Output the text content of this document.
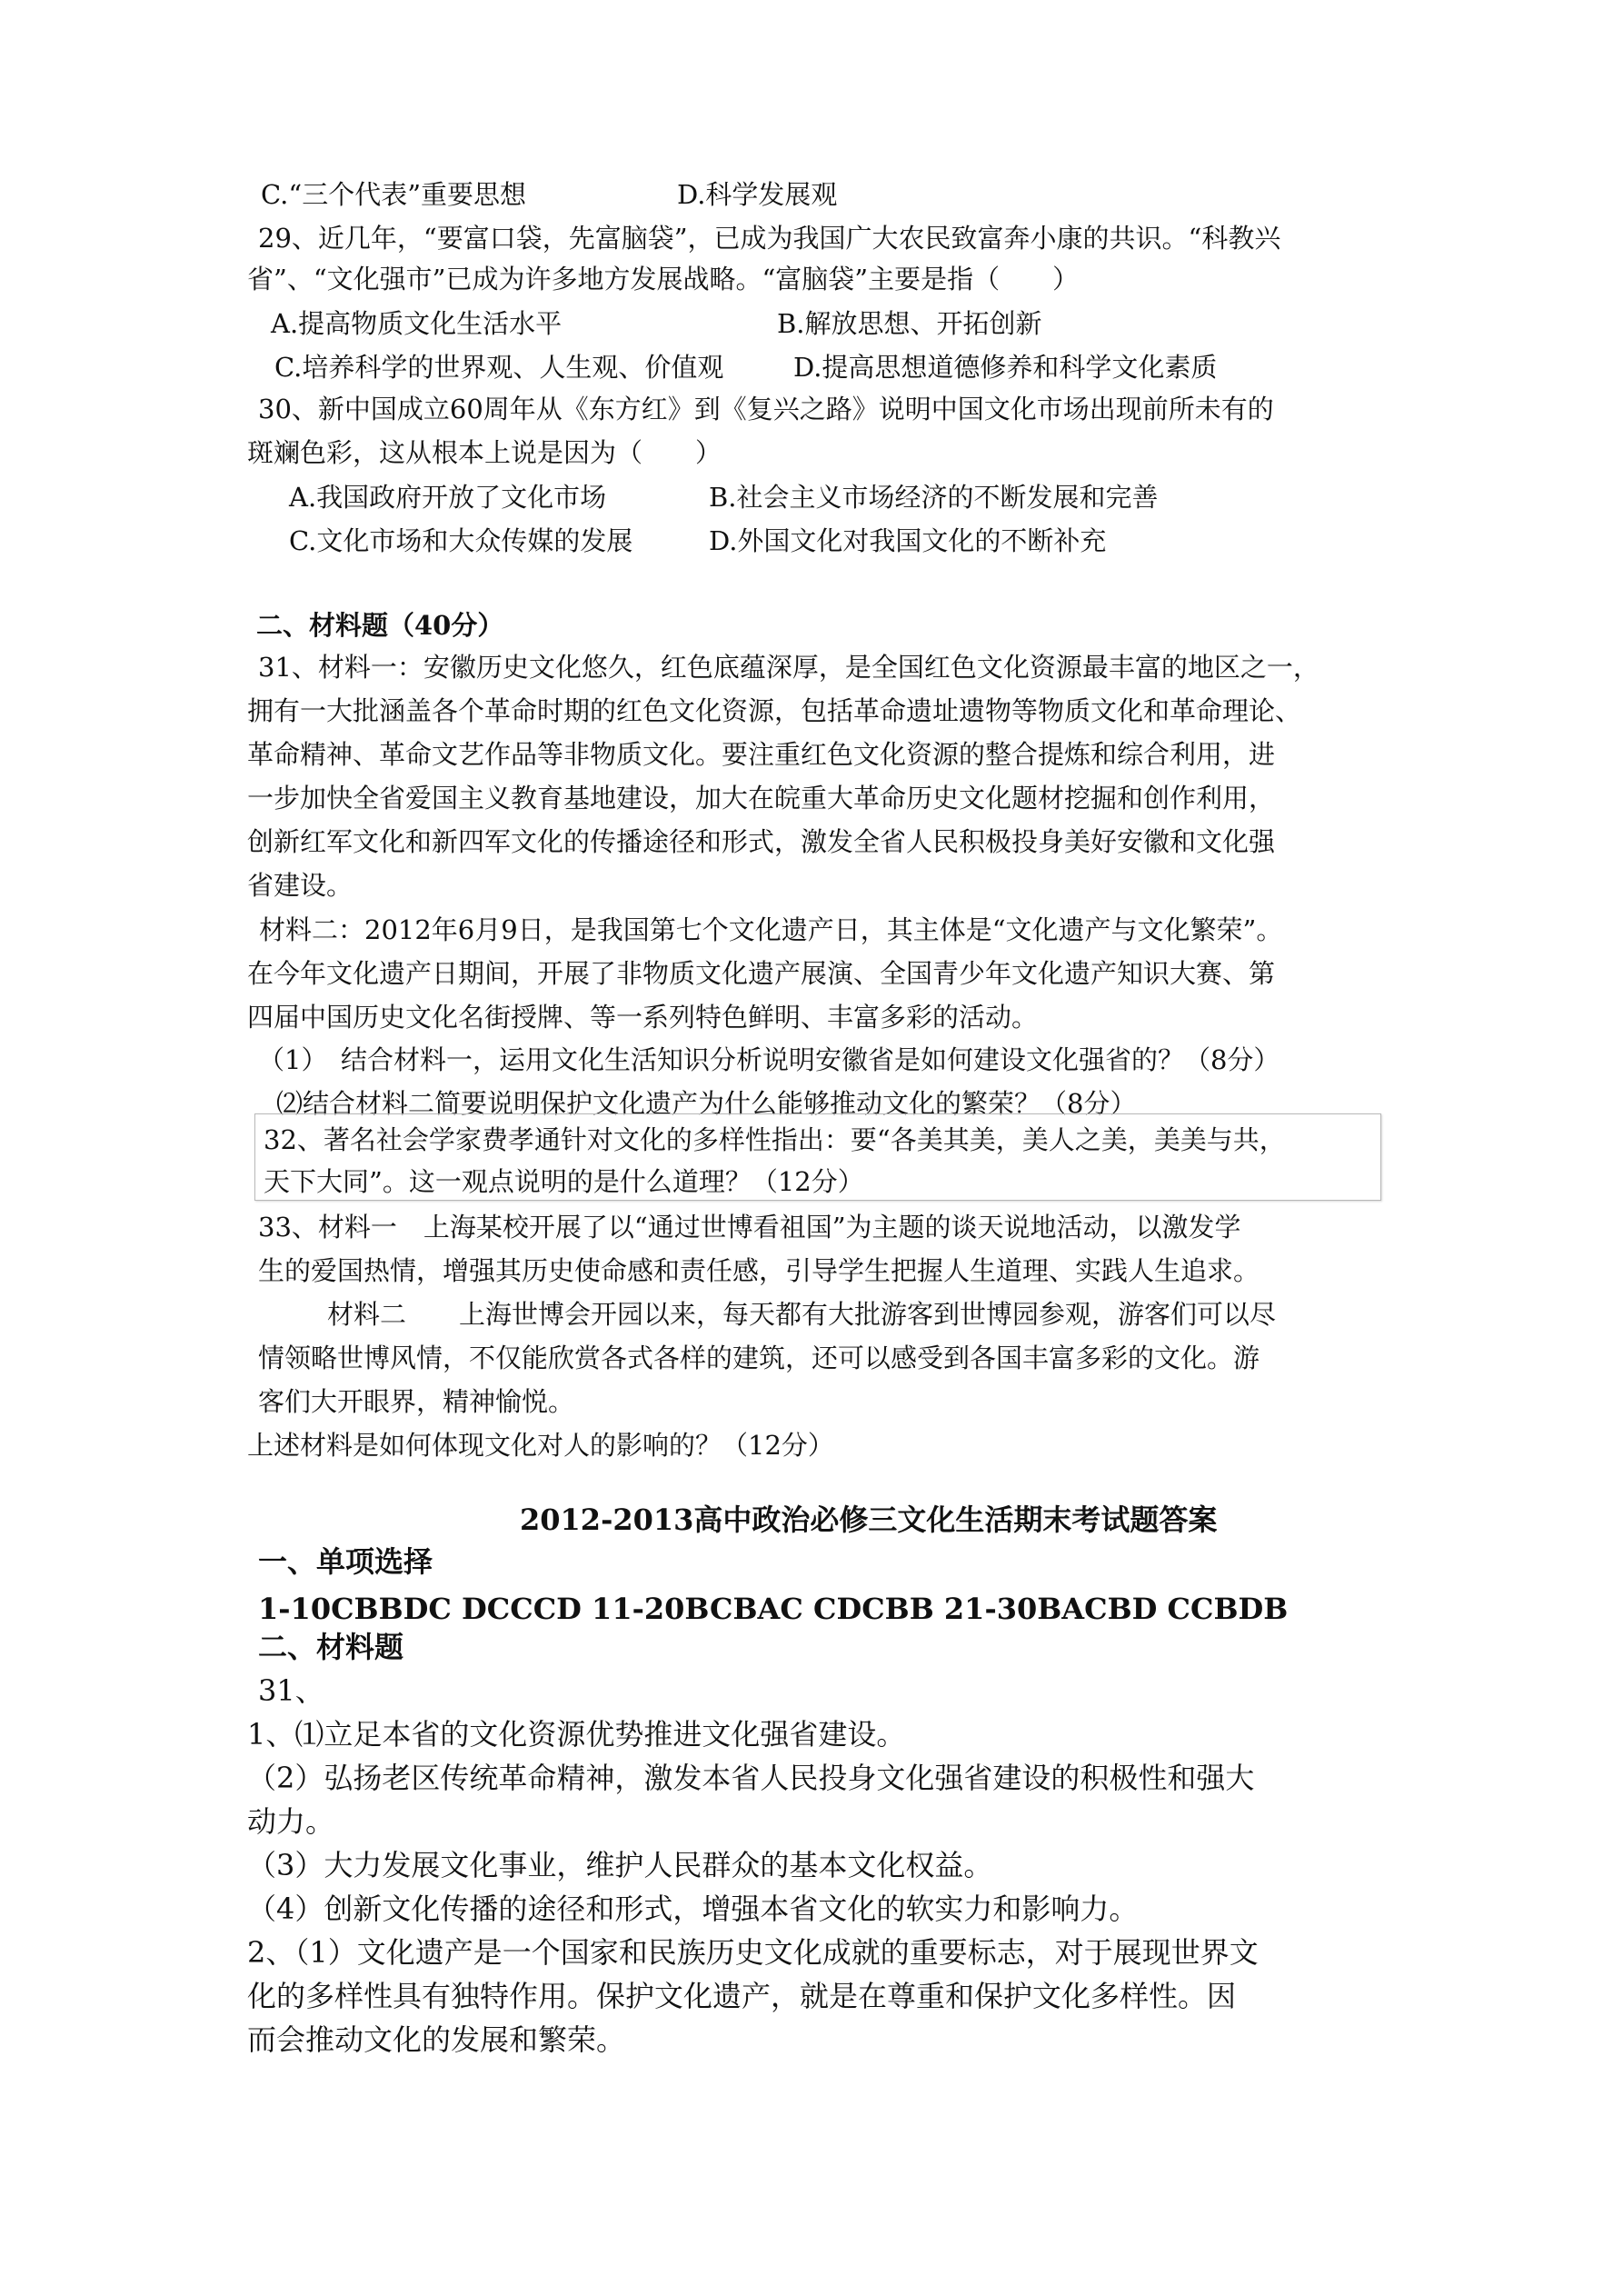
C.“三个代表”重要思想	D.科学发展观
29、近几年，“要富口袋，先富脑袋”，已成为我国广大农民致富奔小康的共识。“科教兴
省”、“文化强市”已成为许多地方发展战略。“富脑袋”主要是指（　　）
A.提高物质文化生活水平	B.解放思想、开拓创新
C.培养科学的世界观、人生观、价值观	D.提高思想道德修养和科学文化素质
30、新中国成立60周年从《东方红》到《复兴之路》说明中国文化市场出现前所未有的
斑斓色彩，这从根本上说是因为（　　）
A.我国政府开放了文化市场	B.社会主义市场经济的不断发展和完善
C.文化市场和大众传媒的发展	D.外国文化对我国文化的不断补充
二、材料题（40分）
31、材料一：安徽历史文化悠久，红色底蕴深厚，是全国红色文化资源最丰富的地区之一，
拥有一大批涵盖各个革命时期的红色文化资源，包括革命遗址遗物等物质文化和革命理论、
革命精神、革命文艺作品等非物质文化。要注重红色文化资源的整合提炼和综合利用，进
一步加快全省爱国主义教育基地建设，加大在皖重大革命历史文化题材挖掘和创作利用，
创新红军文化和新四军文化的传播途径和形式，激发全省人民积极投身美好安徽和文化强
省建设。
材料二：2012年6月9日，是我国第七个文化遗产日，其主体是“文化遗产与文化繁荣”。
在今年文化遗产日期间，开展了非物质文化遗产展演、全国青少年文化遗产知识大赛、第
四届中国历史文化名街授牌、等一系列特色鲜明、丰富多彩的活动。
（1）　结合材料一，运用文化生活知识分析说明安徽省是如何建设文化强省的？（8分）
⑵结合材料二简要说明保护文化遗产为什么能够推动文化的繁荣？（8分）
32、著名社会学家费孝通针对文化的多样性指出：要“各美其美，美人之美，美美与共，
天下大同”。这一观点说明的是什么道理？（12分）
33、材料一　上海某校开展了以“通过世博看祖国”为主题的谈天说地活动，以激发学
生的爱国热情，增强其历史使命感和责任感，引导学生把握人生道理、实践人生追求。
材料二　　上海世博会开园以来，每天都有大批游客到世博园参观，游客们可以尽
情领略世博风情，不仅能欣赏各式各样的建筑，还可以感受到各国丰富多彩的文化。游
客们大开眼界，精神愉悦。
上述材料是如何体现文化对人的影响的？（12分）
2012-2013高中政治必修三文化生活期末考试题答案
一、单项选择
1-10CBBDC DCCCD 11-20BCBAC CDCBB 21-30BACBD CCBDB
二、材料题
31、
1、⑴立足本省的文化资源优势推进文化强省建设。
（2）弘扬老区传统革命精神，激发本省人民投身文化强省建设的积极性和强大
动力。
（3）大力发展文化事业，维护人民群众的基本文化权益。
（4）创新文化传播的途径和形式，增强本省文化的软实力和影响力。
2、（1）文化遗产是一个国家和民族历史文化成就的重要标志，对于展现世界文
化的多样性具有独特作用。保护文化遗产，就是在尊重和保护文化多样性。因
而会推动文化的发展和繁荣。
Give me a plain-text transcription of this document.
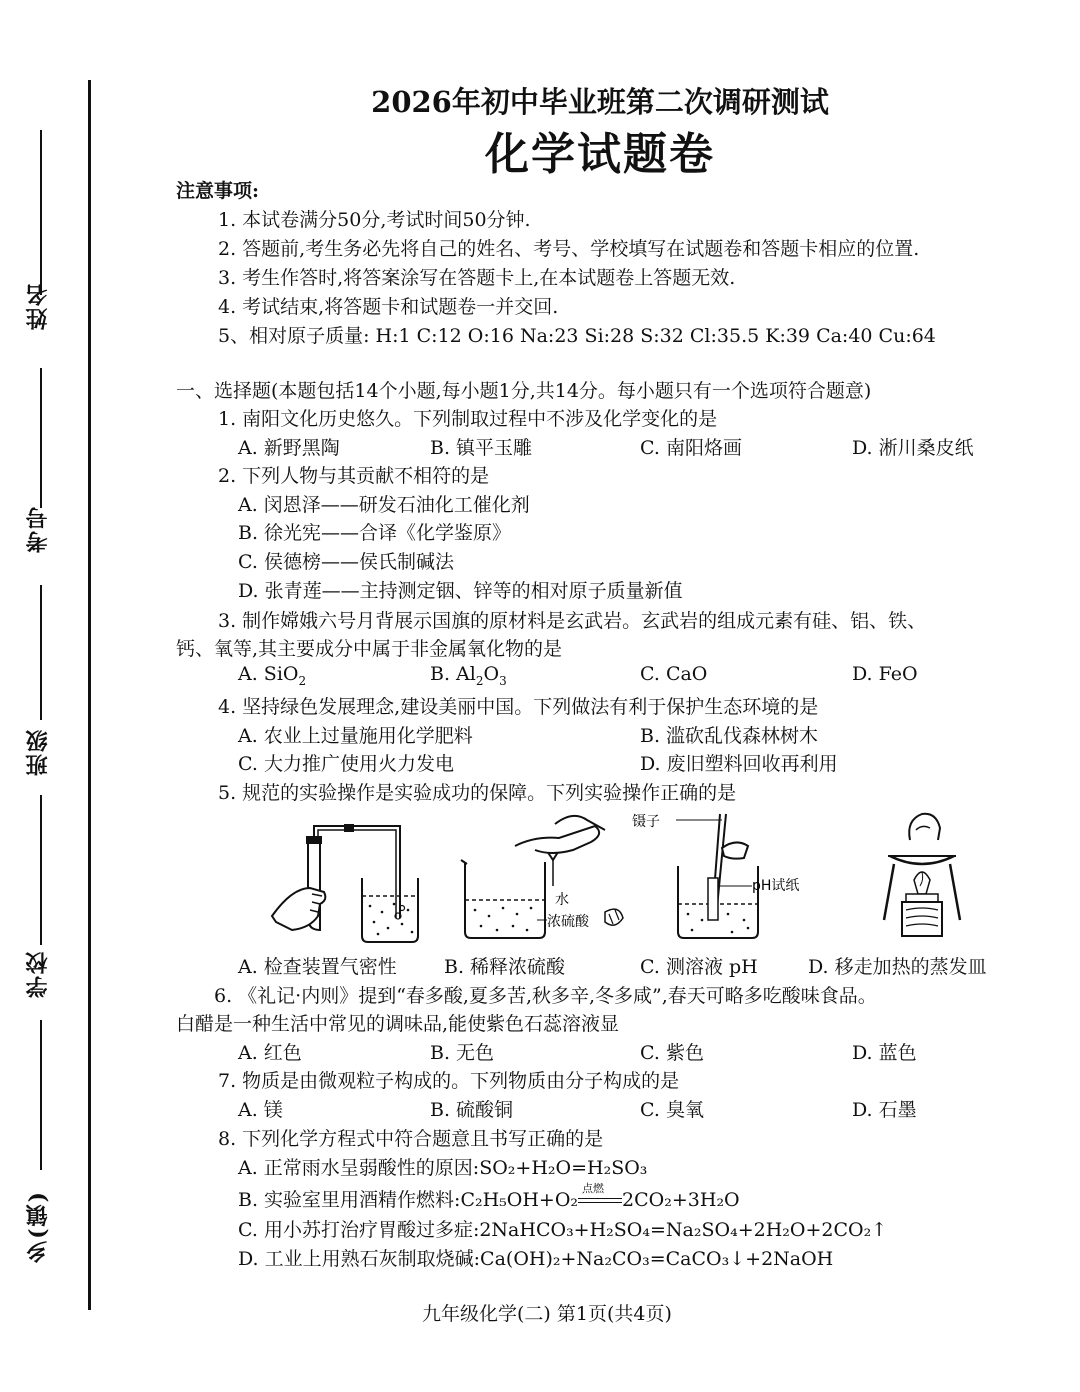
姓名
考号
班级
学校
乡(镇)
2026年初中毕业班第二次调研测试
化学试题卷
注意事项:
1. 本试卷满分50分,考试时间50分钟.
2. 答题前,考生务必先将自己的姓名、考号、学校填写在试题卷和答题卡相应的位置.
3. 考生作答时,将答案涂写在答题卡上,在本试题卷上答题无效.
4. 考试结束,将答题卡和试题卷一并交回.
5、相对原子质量: H:1 C:12 O:16 Na:23 Si:28 S:32 Cl:35.5 K:39 Ca:40 Cu:64
一、选择题(本题包括14个小题,每小题1分,共14分。每小题只有一个选项符合题意)
1. 南阳文化历史悠久。下列制取过程中不涉及化学变化的是
A. 新野黑陶	B. 镇平玉雕	C. 南阳烙画	D. 淅川桑皮纸
2. 下列人物与其贡献不相符的是
A. 闵恩泽——研发石油化工催化剂
B. 徐光宪——合译《化学鉴原》
C. 侯德榜——侯氏制碱法
D. 张青莲——主持测定铟、锌等的相对原子质量新值
3. 制作嫦娥六号月背展示国旗的原材料是玄武岩。玄武岩的组成元素有硅、铝、铁、
钙、氧等,其主要成分中属于非金属氧化物的是
A. SiO$_2$	B. $Al_2O_3$	C. CaO	D. FeO
4. 坚持绿色发展理念,建设美丽中国。下列做法有利于保护生态环境的是
A. 农业上过量施用化学肥料	B. 滥砍乱伐森林树木
C. 大力推广使用火力发电	D. 废旧塑料回收再利用
5. 规范的实验操作是实验成功的保障。下列实验操作正确的是
水
浓硫酸
镊子
pH试纸
A. 检查装置气密性 B. 稀释浓硫酸	C. 测溶液 pH	D. 移走加热的蒸发皿
6. 《礼记·内则》提到“春多酸,夏多苦,秋多辛,冬多咸”,春天可略多吃酸味食品。
白醋是一种生活中常见的调味品,能使紫色石蕊溶液显
A. 红色	B. 无色	C. 紫色	D. 蓝色
7. 物质是由微观粒子构成的。下列物质由分子构成的是
A. 镁	B. 硫酸铜	C. 臭氧	D. 石墨
8. 下列化学方程式中符合题意且书写正确的是
A. 正常雨水呈弱酸性的原因:SO₂+H₂O=H₂SO₃
B. 实验室里用酒精作燃料:C₂H₅OH+O₂
点燃
2CO₂+3H₂O
C. 用小苏打治疗胃酸过多症:2NaHCO₃+H₂SO₄=Na₂SO₄+2H₂O+2CO₂↑
D. 工业上用熟石灰制取烧碱:Ca(OH)₂+Na₂CO₃=CaCO₃↓+2NaOH
九年级化学(二) 第1页(共4页)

▬▬▬

What you have to do: Your task is to list each line of the records with the word "document".

Answer in full:
Output the text content of this document.
Give me a plain-text transcription of this document.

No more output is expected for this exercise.